Continue o texto sobre equiparação salarial nas empresas a partir do ponto em que ele termina.

**TRECHO DO DOCUMENTO**
************

A equiparação salarial e a igualdade remuneratória ocupam, cada vez mais, o centro das discussões no contencioso trabalhista brasileiro. O aumento do rigor fiscalizatório, combinado com a atenção crescente do Judiciário a práticas remuneratórias potencialmente discriminatórias, coloca as empresas diante de um desafio que vai além da conformidade legal — trata-se de uma questão de gestão, governança e reputação.
A legislação trabalhista é clara ao estabelecer que colaboradores que desempenhem funções equivalentes, em condições semelhantes, têm direito a uma remuneração justa e proporcional. O que nem sempre é claro, no entanto, é como demonstrar que eventuais diferenças salariais existentes dentro de uma organização são legítimas — e é exatamente nesse ponto que a atuação preventiva se torna indispensável.
O ponto de partida é a estruturação de um plano de cargos e salários consistente. Mais do que um documento formal, esse plano é o principal instrumento para organizar, de forma transparente, as funções existentes na empresa, suas responsabilidades e as faixas remuneratórias correspondentes. Quando questionada judicialmente, a empresa que dispõe de um plano bem elaborado consegue demonstrar que as diferenças salariais decorrem de critérios objetivos — e não de decisões arbitrárias ou, pior, de viés discriminatório.
Associada a esse plano, a definição de critérios claros para promoções e progressões de carreira é igualmente estratégica. Requisitos como tempo de serviço, qualificação técnica, complexidade das atribuições e resultados alcançados precisam estar previamente estabelecidos e amplamente conhecidos dentro da organização. Decisões de carreira tomadas sem parâmetros definidos são as que mais frequentemente se tornam objeto de questionamento — tanto internamente quanto nas instâncias judiciais.

************

**DADOS DISPONÍVEIS**

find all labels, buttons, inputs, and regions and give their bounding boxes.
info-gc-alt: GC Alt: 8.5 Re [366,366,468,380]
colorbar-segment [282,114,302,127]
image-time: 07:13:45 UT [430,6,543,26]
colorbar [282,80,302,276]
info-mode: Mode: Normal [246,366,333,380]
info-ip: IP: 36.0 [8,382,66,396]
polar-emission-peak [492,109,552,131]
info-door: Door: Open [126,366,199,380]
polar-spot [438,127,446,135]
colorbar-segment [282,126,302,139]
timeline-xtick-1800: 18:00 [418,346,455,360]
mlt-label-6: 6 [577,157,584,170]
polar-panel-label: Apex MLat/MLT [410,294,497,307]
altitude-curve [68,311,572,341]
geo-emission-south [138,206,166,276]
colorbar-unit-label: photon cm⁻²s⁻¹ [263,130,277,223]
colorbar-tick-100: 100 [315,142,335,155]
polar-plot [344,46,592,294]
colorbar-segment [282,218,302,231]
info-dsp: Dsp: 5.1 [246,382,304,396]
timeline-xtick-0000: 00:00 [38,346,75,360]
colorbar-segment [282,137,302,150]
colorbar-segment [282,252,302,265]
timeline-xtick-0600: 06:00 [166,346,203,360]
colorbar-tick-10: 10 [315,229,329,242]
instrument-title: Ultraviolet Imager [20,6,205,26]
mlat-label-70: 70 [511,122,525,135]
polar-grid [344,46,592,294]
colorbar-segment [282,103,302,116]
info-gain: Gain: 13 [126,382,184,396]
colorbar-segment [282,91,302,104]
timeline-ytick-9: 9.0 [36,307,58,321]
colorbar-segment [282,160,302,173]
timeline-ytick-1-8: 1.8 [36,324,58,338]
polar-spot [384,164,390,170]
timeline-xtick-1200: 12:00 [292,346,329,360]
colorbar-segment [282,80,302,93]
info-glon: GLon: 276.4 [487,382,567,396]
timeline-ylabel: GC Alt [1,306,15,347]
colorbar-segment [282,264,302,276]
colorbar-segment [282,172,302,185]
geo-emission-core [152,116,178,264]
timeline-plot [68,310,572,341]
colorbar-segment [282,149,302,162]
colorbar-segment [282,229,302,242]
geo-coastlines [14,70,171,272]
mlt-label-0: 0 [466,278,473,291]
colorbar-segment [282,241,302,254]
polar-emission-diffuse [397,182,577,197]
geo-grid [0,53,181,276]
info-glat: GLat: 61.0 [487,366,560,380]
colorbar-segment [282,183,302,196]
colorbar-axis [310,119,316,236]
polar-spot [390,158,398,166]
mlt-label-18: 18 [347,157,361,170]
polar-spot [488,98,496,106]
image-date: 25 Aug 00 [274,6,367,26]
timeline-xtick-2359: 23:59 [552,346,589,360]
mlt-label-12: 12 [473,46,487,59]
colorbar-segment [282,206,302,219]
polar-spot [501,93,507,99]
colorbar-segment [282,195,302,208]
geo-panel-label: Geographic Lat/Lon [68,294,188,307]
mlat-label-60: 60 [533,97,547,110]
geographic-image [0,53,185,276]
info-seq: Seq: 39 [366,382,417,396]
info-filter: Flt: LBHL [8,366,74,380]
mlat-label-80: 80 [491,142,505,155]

************

**RESPOSTA DO EXERCÍCIO**
A documentação das avaliações de desempenho completa esse tripé preventivo. Registros periódicos, detalhados e devidamente arquivados permitem comprovar que decisões sobre salários, bonificações e promoções foram tomadas de forma fundamentada e rastreável. Na prática, são esses registros que fazem a diferença entre uma defesa sólida e uma empresa exposta a condenações difíceis de contestar.
Além dessas medidas estruturais, é altamente recomendável que as empresas realizem revisões periódicas do seu quadro de pessoal, comparando funções, jornadas, responsabilidades e remunerações para identificar inconsistências antes que elas se transformem em litígios. O Tribunal Superior do Trabalho e os tribunais regionais têm analisado com rigor crescente se as diferenças salariais são justificadas — e diferenças sem respaldo objetivo tendem a resultar em condenações expressivas, além de danos reputacionais relevantes.
O cenário atual deixa uma mensagem clara: não basta reagir a processos. A equiparação salarial precisa ser tratada como uma política ativa de gestão de pessoas, integrada à governança corporativa da empresa. Organizações que estruturam seus planos de cargos e salários, estabelecem critérios objetivos de progressão e documentam de forma consistente o desempenho de seus colaboradores constroem não apenas uma defesa jurídica mais robusta — constroem também um ambiente de trabalho mais justo, transparente e alinhado às exigências legais e sociais do nosso tempo.